● WHAT YOU HAVE TO DO
Your copy of the material below should match it exactly, except that it holds no pictures.

● DATASET EXCERPTS
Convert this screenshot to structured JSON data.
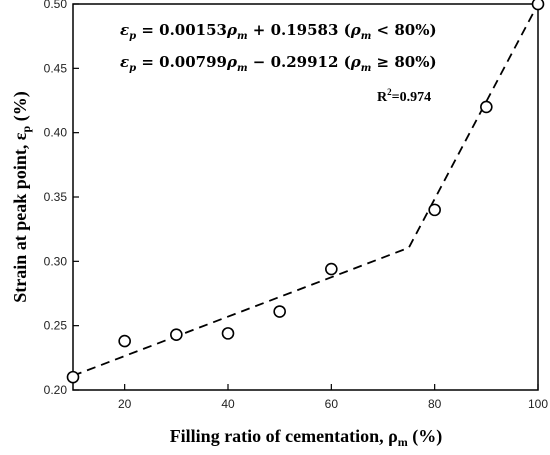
{
  "chart_data": {
    "type": "scatter",
    "xlabel": "Filling ratio of cementation, ",
    "xlabel_symbol": "ρ",
    "xlabel_sub": "m",
    "xlabel_unit": " (%)",
    "ylabel": "Strain at peak point, ",
    "ylabel_symbol": "ε",
    "ylabel_sub": "p",
    "ylabel_unit": " (%)",
    "xlim": [
      10,
      100
    ],
    "ylim": [
      0.2,
      0.5
    ],
    "x_ticks": [
      "20",
      "40",
      "60",
      "80",
      "100"
    ],
    "x_tick_values": [
      20,
      40,
      60,
      80,
      100
    ],
    "y_ticks": [
      "0.20",
      "0.25",
      "0.30",
      "0.35",
      "0.40",
      "0.45",
      "0.50"
    ],
    "y_tick_values": [
      0.2,
      0.25,
      0.3,
      0.35,
      0.4,
      0.45,
      0.5
    ],
    "series": [
      {
        "marker": "open-circle",
        "x": [
          10,
          20,
          30,
          40,
          50,
          60,
          80,
          90,
          100
        ],
        "y": [
          0.21,
          0.238,
          0.243,
          0.244,
          0.261,
          0.294,
          0.34,
          0.42,
          0.5
        ]
      }
    ],
    "fit_line": {
      "style": "dashed",
      "x": [
        10,
        75,
        100
      ],
      "y": [
        0.2111,
        0.3106,
        0.5
      ]
    },
    "annotations": {
      "eq1": {
        "lhs": "ε",
        "lhs_sub": "p",
        "mid": " = 0.00153",
        "rho": "ρ",
        "rho_sub": "m",
        "tail": " + 0.19583 (",
        "cond_rho": "ρ",
        "cond_sub": "m",
        "cond": " < 80%)"
      },
      "eq2": {
        "lhs": "ε",
        "lhs_sub": "p",
        "mid": " = 0.00799",
        "rho": "ρ",
        "rho_sub": "m",
        "tail": " − 0.29912 (",
        "cond_rho": "ρ",
        "cond_sub": "m",
        "cond": " ≥ 80%)"
      },
      "r2": {
        "base": "R",
        "sup": "2",
        "rest": "=0.974"
      }
    }
  }
}
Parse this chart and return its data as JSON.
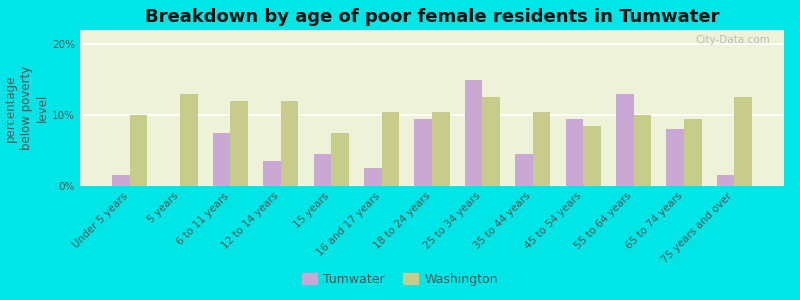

● RESPONSE TO THE EXERCISE
Convert this screenshot to structured JSON data.
{
  "chart_data": {
    "type": "scatter",
    "xlabel": "Filling ratio of cementation, ",
    "xlabel_symbol": "ρ",
    "xlabel_sub": "m",
    "xlabel_unit": " (%)",
    "ylabel": "Strain at peak point, ",
    "ylabel_symbol": "ε",
    "ylabel_sub": "p",
    "ylabel_unit": " (%)",
    "xlim": [
      10,
      100
    ],
    "ylim": [
      0.2,
      0.5
    ],
    "x_ticks": [
      "20",
      "40",
      "60",
      "80",
      "100"
    ],
    "x_tick_values": [
      20,
      40,
      60,
      80,
      100
    ],
    "y_ticks": [
      "0.20",
      "0.25",
      "0.30",
      "0.35",
      "0.40",
      "0.45",
      "0.50"
    ],
    "y_tick_values": [
      0.2,
      0.25,
      0.3,
      0.35,
      0.4,
      0.45,
      0.5
    ],
    "series": [
      {
        "marker": "open-circle",
        "x": [
          10,
          20,
          30,
          40,
          50,
          60,
          80,
          90,
          100
        ],
        "y": [
          0.21,
          0.238,
          0.243,
          0.244,
          0.261,
          0.294,
          0.34,
          0.42,
          0.5
        ]
      }
    ],
    "fit_line": {
      "style": "dashed",
      "x": [
        10,
        75,
        100
      ],
      "y": [
        0.2111,
        0.3106,
        0.5
      ]
    },
    "annotations": {
      "eq1": {
        "lhs": "ε",
        "lhs_sub": "p",
        "mid": " = 0.00153",
        "rho": "ρ",
        "rho_sub": "m",
        "tail": " + 0.19583 (",
        "cond_rho": "ρ",
        "cond_sub": "m",
        "cond": " < 80%)"
      },
      "eq2": {
        "lhs": "ε",
        "lhs_sub": "p",
        "mid": " = 0.00799",
        "rho": "ρ",
        "rho_sub": "m",
        "tail": " − 0.29912 (",
        "cond_rho": "ρ",
        "cond_sub": "m",
        "cond": " ≥ 80%)"
      },
      "r2": {
        "base": "R",
        "sup": "2",
        "rest": "=0.974"
      }
    }
  }
}
Parse this chart and return its data as JSON.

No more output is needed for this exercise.